OBJECTIVE: Each line of the listing that contains the word "open" is to be copied.
<<<<
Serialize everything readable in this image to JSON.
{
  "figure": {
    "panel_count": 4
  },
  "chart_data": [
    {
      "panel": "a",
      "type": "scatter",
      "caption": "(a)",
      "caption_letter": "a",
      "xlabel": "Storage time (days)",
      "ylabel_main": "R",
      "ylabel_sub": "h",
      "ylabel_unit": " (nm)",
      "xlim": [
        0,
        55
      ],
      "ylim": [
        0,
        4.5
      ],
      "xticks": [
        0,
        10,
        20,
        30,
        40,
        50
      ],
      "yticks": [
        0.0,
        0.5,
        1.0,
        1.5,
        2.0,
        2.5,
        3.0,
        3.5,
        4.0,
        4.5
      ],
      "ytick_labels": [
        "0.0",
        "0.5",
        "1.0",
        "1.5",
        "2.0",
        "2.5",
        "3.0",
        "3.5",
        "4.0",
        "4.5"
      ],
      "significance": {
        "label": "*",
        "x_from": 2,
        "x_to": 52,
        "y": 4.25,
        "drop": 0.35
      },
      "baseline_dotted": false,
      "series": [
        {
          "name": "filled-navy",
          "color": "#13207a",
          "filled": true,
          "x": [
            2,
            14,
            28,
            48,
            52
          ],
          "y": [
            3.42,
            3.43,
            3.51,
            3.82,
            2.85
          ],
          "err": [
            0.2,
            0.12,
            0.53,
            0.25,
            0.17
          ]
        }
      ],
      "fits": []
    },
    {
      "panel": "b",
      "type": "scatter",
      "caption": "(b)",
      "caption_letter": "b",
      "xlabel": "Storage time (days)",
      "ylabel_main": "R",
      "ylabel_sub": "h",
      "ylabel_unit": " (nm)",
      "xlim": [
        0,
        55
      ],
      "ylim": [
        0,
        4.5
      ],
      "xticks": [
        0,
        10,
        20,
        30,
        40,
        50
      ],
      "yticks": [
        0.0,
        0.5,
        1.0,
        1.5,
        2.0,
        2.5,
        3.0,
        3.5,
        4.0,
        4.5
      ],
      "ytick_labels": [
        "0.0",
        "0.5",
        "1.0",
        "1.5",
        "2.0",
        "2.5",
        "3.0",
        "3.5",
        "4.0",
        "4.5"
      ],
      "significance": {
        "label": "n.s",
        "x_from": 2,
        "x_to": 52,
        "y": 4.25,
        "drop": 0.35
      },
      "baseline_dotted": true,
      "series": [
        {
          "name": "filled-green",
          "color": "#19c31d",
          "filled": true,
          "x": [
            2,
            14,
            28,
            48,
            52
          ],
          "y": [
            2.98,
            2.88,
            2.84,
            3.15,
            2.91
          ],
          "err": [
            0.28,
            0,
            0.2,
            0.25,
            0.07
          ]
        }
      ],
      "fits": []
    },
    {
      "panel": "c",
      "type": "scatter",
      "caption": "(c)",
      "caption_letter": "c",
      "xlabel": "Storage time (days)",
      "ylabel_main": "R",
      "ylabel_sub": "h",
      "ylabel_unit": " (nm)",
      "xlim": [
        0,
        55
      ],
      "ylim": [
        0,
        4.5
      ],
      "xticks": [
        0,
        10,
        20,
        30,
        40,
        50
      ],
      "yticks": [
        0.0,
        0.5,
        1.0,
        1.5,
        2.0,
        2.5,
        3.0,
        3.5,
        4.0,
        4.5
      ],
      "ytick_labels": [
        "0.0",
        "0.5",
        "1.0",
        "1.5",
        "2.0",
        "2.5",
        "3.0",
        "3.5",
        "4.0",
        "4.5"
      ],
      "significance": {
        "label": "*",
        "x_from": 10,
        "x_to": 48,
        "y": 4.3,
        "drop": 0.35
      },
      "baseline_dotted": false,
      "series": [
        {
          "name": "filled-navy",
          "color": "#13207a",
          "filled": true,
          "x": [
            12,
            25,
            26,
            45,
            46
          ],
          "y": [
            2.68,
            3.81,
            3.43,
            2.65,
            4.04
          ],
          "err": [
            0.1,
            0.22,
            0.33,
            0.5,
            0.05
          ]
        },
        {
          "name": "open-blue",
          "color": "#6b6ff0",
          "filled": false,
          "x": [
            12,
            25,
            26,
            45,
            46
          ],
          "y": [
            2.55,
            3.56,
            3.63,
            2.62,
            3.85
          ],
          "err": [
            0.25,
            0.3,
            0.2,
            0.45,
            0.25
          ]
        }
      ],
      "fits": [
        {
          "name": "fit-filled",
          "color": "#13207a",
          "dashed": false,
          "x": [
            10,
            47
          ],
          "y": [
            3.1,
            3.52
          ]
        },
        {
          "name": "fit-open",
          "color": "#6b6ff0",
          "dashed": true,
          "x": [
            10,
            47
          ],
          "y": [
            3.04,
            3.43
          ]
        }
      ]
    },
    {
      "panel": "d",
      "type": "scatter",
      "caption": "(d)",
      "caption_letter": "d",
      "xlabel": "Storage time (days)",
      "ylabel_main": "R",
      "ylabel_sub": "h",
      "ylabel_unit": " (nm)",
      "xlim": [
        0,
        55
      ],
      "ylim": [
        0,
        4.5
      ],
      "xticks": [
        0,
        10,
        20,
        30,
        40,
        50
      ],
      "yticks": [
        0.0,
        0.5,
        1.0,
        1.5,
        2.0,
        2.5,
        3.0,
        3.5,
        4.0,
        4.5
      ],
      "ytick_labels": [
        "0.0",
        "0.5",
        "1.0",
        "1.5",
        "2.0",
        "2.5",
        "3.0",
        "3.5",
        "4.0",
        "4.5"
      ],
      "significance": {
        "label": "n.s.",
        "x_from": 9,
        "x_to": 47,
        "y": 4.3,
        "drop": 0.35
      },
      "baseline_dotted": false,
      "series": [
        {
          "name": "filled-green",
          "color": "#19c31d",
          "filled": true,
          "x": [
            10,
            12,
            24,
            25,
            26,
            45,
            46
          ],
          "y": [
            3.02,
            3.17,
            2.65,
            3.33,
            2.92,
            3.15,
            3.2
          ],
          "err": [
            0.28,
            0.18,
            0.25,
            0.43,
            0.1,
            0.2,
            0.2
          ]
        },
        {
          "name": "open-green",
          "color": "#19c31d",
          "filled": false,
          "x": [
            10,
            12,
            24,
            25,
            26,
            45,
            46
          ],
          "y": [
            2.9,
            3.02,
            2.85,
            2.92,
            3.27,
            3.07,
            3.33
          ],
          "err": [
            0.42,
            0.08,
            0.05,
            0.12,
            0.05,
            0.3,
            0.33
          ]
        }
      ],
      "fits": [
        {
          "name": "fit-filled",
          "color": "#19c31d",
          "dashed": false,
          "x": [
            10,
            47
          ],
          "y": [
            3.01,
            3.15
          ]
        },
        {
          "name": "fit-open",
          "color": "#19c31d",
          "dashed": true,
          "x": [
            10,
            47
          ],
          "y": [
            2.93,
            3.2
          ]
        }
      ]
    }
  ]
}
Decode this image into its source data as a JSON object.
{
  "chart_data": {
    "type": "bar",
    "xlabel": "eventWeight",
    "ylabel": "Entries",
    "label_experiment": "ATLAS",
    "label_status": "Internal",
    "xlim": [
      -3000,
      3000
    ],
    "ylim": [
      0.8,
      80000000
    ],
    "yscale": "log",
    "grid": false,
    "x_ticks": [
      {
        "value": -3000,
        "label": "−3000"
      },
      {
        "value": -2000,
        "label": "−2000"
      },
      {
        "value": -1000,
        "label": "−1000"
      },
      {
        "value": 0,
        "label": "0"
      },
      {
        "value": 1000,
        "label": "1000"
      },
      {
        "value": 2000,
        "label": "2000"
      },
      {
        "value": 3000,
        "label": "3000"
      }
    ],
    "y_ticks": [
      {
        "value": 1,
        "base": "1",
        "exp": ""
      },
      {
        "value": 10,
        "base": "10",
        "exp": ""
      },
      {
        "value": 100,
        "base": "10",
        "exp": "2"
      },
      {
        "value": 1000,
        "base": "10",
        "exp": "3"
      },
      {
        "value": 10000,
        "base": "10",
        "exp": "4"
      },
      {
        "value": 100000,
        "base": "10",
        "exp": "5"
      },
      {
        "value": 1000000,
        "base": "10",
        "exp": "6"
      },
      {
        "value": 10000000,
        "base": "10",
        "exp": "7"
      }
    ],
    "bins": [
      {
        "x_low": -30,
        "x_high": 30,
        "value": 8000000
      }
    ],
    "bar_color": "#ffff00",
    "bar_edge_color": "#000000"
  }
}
>>>>
TASK OUTPUT:
          "name": "open-blue",
          "name": "fit-open",
          "name": "open-green",
          "name": "fit-open",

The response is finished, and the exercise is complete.